INSTRUCTIONS TO FOLLOW. Without the pictures, can you quote each line below exactly?

LISTED RECORDS.
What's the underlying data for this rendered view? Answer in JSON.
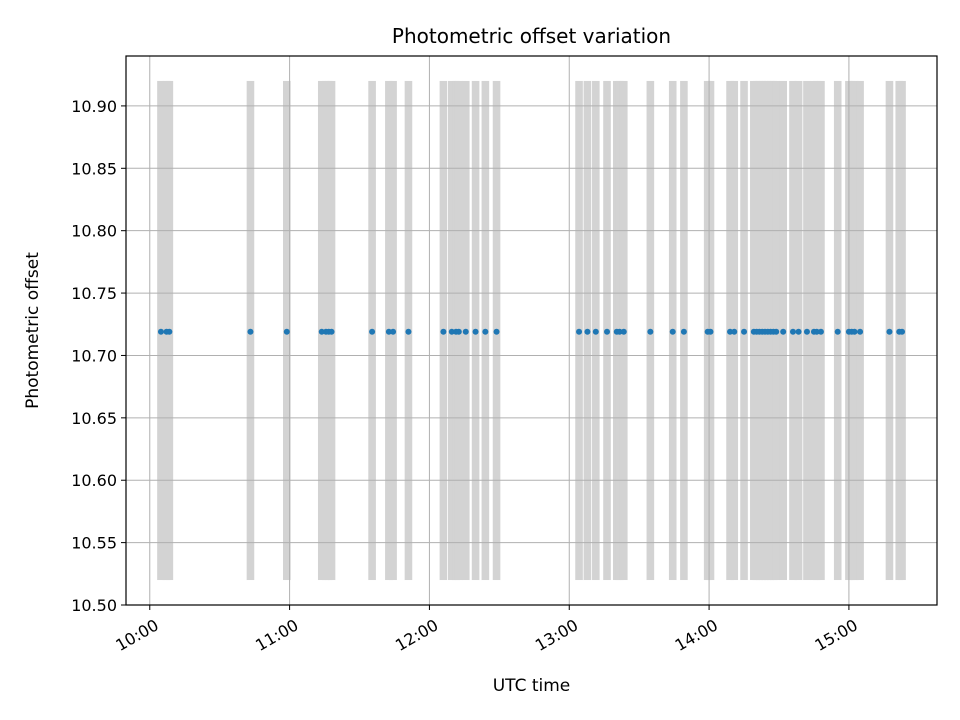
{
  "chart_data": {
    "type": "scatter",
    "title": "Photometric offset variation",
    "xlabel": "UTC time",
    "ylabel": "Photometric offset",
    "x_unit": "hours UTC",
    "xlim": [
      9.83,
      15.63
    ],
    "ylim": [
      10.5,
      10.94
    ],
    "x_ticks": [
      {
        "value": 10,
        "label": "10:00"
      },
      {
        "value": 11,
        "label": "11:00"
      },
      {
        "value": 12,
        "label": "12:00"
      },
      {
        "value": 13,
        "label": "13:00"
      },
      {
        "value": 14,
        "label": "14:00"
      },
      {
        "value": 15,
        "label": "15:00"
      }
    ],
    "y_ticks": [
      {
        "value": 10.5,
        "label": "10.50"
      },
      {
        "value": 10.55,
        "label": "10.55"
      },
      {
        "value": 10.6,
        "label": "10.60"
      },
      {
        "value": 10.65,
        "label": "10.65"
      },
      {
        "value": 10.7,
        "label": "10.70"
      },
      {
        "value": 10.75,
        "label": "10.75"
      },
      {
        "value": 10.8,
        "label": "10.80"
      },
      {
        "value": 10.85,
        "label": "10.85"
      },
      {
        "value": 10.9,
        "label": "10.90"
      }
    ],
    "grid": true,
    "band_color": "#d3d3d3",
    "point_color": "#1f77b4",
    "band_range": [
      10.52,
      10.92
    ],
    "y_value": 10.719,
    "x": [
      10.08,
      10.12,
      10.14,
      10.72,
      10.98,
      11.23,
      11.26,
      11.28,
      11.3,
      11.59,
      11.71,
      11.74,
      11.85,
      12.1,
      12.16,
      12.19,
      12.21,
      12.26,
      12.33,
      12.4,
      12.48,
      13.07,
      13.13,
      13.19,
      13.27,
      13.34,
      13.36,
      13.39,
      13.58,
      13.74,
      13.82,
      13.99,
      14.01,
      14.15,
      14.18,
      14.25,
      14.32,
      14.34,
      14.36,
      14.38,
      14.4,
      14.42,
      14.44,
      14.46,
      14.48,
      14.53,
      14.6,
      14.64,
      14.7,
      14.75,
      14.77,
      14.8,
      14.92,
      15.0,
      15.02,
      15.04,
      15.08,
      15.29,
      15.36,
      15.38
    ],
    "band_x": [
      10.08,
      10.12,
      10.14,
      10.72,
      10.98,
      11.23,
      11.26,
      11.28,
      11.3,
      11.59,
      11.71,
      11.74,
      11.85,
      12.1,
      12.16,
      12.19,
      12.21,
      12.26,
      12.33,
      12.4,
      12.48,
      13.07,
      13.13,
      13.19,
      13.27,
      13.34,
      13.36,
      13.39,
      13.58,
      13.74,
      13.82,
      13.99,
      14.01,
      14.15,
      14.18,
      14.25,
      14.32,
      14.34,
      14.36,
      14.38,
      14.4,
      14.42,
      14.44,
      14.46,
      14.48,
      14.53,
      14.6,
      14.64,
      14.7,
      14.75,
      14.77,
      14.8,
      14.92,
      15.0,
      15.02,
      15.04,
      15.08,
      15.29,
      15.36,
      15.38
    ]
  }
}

RESULT BELOW.
What's the underlying data for this rendered view? Answer in JSON.
{
  "chart_data": {
    "type": "scatter",
    "title": "Photometric offset variation",
    "xlabel": "UTC time",
    "ylabel": "Photometric offset",
    "x_unit": "hours UTC",
    "xlim": [
      9.83,
      15.63
    ],
    "ylim": [
      10.5,
      10.94
    ],
    "x_ticks": [
      {
        "value": 10,
        "label": "10:00"
      },
      {
        "value": 11,
        "label": "11:00"
      },
      {
        "value": 12,
        "label": "12:00"
      },
      {
        "value": 13,
        "label": "13:00"
      },
      {
        "value": 14,
        "label": "14:00"
      },
      {
        "value": 15,
        "label": "15:00"
      }
    ],
    "y_ticks": [
      {
        "value": 10.5,
        "label": "10.50"
      },
      {
        "value": 10.55,
        "label": "10.55"
      },
      {
        "value": 10.6,
        "label": "10.60"
      },
      {
        "value": 10.65,
        "label": "10.65"
      },
      {
        "value": 10.7,
        "label": "10.70"
      },
      {
        "value": 10.75,
        "label": "10.75"
      },
      {
        "value": 10.8,
        "label": "10.80"
      },
      {
        "value": 10.85,
        "label": "10.85"
      },
      {
        "value": 10.9,
        "label": "10.90"
      }
    ],
    "grid": true,
    "band_color": "#d3d3d3",
    "point_color": "#1f77b4",
    "band_range": [
      10.52,
      10.92
    ],
    "y_value": 10.719,
    "x": [
      10.08,
      10.12,
      10.14,
      10.72,
      10.98,
      11.23,
      11.26,
      11.28,
      11.3,
      11.59,
      11.71,
      11.74,
      11.85,
      12.1,
      12.16,
      12.19,
      12.21,
      12.26,
      12.33,
      12.4,
      12.48,
      13.07,
      13.13,
      13.19,
      13.27,
      13.34,
      13.36,
      13.39,
      13.58,
      13.74,
      13.82,
      13.99,
      14.01,
      14.15,
      14.18,
      14.25,
      14.32,
      14.34,
      14.36,
      14.38,
      14.4,
      14.42,
      14.44,
      14.46,
      14.48,
      14.53,
      14.6,
      14.64,
      14.7,
      14.75,
      14.77,
      14.8,
      14.92,
      15.0,
      15.02,
      15.04,
      15.08,
      15.29,
      15.36,
      15.38
    ],
    "band_x": [
      10.08,
      10.12,
      10.14,
      10.72,
      10.98,
      11.23,
      11.26,
      11.28,
      11.3,
      11.59,
      11.71,
      11.74,
      11.85,
      12.1,
      12.16,
      12.19,
      12.21,
      12.26,
      12.33,
      12.4,
      12.48,
      13.07,
      13.13,
      13.19,
      13.27,
      13.34,
      13.36,
      13.39,
      13.58,
      13.74,
      13.82,
      13.99,
      14.01,
      14.15,
      14.18,
      14.25,
      14.32,
      14.34,
      14.36,
      14.38,
      14.4,
      14.42,
      14.44,
      14.46,
      14.48,
      14.53,
      14.6,
      14.64,
      14.7,
      14.75,
      14.77,
      14.8,
      14.92,
      15.0,
      15.02,
      15.04,
      15.08,
      15.29,
      15.36,
      15.38
    ]
  }
}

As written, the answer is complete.